Locate every line in the material below that has the word "Обхват". Copy each of those lines.

## [Data listing]
□ □ □ □
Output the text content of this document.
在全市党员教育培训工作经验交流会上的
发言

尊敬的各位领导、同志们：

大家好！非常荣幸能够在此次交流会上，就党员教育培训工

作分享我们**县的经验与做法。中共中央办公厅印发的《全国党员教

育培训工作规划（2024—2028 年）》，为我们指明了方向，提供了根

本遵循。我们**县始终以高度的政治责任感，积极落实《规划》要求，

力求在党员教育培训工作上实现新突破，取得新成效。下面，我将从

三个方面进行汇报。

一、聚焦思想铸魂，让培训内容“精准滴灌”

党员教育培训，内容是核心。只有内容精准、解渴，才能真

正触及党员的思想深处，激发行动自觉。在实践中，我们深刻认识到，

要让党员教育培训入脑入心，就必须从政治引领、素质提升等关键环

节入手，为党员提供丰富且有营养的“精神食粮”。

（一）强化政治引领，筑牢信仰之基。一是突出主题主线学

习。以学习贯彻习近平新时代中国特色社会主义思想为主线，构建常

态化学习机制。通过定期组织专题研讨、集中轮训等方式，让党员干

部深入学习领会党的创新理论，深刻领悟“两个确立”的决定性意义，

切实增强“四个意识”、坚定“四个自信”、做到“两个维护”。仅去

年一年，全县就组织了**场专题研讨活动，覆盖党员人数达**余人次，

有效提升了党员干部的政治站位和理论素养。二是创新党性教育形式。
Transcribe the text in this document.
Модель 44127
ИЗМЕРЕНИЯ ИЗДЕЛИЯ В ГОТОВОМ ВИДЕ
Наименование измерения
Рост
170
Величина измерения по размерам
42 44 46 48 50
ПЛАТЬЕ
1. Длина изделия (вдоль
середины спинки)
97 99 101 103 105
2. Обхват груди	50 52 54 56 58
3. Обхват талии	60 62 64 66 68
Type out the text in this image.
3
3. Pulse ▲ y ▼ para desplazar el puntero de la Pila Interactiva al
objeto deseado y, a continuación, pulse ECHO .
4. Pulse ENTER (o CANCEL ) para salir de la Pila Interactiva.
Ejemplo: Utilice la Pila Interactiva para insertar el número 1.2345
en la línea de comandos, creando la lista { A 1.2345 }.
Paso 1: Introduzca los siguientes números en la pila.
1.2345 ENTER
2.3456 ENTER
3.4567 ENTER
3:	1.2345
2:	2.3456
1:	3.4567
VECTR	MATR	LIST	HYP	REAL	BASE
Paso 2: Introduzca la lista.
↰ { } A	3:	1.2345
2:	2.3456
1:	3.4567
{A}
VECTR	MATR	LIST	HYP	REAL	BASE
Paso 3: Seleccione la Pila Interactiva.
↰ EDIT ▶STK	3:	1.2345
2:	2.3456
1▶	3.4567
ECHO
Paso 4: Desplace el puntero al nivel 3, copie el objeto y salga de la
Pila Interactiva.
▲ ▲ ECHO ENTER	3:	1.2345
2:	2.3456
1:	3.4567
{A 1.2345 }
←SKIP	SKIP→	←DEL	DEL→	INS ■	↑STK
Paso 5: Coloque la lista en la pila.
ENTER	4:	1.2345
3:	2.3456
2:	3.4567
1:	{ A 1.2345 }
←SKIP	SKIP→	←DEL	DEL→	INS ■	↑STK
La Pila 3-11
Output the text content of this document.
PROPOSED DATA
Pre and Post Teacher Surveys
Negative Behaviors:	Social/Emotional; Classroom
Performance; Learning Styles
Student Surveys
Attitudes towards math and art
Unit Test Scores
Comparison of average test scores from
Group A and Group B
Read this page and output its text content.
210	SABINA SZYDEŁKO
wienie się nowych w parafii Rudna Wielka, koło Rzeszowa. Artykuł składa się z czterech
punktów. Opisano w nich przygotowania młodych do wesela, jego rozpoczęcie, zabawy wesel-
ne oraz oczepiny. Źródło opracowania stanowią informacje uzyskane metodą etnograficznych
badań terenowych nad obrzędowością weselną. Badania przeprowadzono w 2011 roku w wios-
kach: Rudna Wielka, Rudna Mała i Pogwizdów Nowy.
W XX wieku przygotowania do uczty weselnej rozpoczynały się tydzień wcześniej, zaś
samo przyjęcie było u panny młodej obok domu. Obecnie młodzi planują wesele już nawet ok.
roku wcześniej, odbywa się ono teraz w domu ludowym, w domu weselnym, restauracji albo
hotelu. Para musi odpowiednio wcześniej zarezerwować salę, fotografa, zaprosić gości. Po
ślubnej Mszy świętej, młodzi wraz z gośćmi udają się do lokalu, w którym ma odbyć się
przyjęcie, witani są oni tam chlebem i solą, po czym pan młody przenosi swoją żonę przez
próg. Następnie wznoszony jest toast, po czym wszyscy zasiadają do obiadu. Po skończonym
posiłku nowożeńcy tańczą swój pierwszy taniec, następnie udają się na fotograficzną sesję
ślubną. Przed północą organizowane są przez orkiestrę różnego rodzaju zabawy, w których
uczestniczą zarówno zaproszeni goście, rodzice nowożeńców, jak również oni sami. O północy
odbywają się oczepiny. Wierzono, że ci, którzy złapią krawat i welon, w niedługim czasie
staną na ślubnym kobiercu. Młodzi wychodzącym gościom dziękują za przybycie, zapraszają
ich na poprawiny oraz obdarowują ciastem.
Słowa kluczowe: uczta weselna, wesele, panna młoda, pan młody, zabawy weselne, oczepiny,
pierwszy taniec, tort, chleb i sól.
□ □ □ □
## [Output]
2. Обхват груди	50 52 54 56 58
3. Обхват талии	60 62 64 66 68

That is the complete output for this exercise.